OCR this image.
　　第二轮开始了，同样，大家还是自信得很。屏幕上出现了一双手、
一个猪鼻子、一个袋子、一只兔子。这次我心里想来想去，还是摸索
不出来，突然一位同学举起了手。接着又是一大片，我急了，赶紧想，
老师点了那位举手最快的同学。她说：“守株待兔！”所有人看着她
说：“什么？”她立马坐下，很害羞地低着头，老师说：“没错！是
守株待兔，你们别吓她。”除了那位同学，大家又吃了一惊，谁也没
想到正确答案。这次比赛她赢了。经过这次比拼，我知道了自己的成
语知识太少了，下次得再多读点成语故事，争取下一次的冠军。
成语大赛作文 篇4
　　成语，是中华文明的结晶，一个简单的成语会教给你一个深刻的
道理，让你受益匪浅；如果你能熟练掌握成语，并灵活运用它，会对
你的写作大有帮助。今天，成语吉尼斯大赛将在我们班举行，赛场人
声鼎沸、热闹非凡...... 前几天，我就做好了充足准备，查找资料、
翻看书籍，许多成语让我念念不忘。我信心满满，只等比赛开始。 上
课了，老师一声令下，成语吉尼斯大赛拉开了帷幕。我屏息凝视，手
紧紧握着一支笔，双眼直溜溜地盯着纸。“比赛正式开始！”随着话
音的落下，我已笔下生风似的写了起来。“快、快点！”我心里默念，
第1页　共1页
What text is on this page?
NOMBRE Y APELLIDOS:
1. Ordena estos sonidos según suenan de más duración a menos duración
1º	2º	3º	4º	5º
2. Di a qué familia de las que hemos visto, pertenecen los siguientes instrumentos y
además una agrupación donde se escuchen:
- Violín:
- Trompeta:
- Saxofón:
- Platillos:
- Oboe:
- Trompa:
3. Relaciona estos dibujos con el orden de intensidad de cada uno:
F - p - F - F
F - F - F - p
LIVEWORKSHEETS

──────

**YOUR OBJECTIVE:** Write out the entries above word for word.

**THE RESULT:**
OCR this image.
　　第二轮开始了，同样，大家还是自信得很。屏幕上出现了一双手、
一个猪鼻子、一个袋子、一只兔子。这次我心里想来想去，还是摸索
不出来，突然一位同学举起了手。接着又是一大片，我急了，赶紧想，
老师点了那位举手最快的同学。她说：“守株待兔！”所有人看着她
说：“什么？”她立马坐下，很害羞地低着头，老师说：“没错！是
守株待兔，你们别吓她。”除了那位同学，大家又吃了一惊，谁也没
想到正确答案。这次比赛她赢了。经过这次比拼，我知道了自己的成
语知识太少了，下次得再多读点成语故事，争取下一次的冠军。
成语大赛作文 篇4
　　成语，是中华文明的结晶，一个简单的成语会教给你一个深刻的
道理，让你受益匪浅；如果你能熟练掌握成语，并灵活运用它，会对
你的写作大有帮助。今天，成语吉尼斯大赛将在我们班举行，赛场人
声鼎沸、热闹非凡...... 前几天，我就做好了充足准备，查找资料、
翻看书籍，许多成语让我念念不忘。我信心满满，只等比赛开始。 上
课了，老师一声令下，成语吉尼斯大赛拉开了帷幕。我屏息凝视，手
紧紧握着一支笔，双眼直溜溜地盯着纸。“比赛正式开始！”随着话
音的落下，我已笔下生风似的写了起来。“快、快点！”我心里默念，
第1页　共1页
What text is on this page?
NOMBRE Y APELLIDOS:
1. Ordena estos sonidos según suenan de más duración a menos duración
1º	2º	3º	4º	5º
2. Di a qué familia de las que hemos visto, pertenecen los siguientes instrumentos y
además una agrupación donde se escuchen:
- Violín:
- Trompeta:
- Saxofón:
- Platillos:
- Oboe:
- Trompa:
3. Relaciona estos dibujos con el orden de intensidad de cada uno:
F - p - F - F
F - F - F - p
LIVEWORKSHEETS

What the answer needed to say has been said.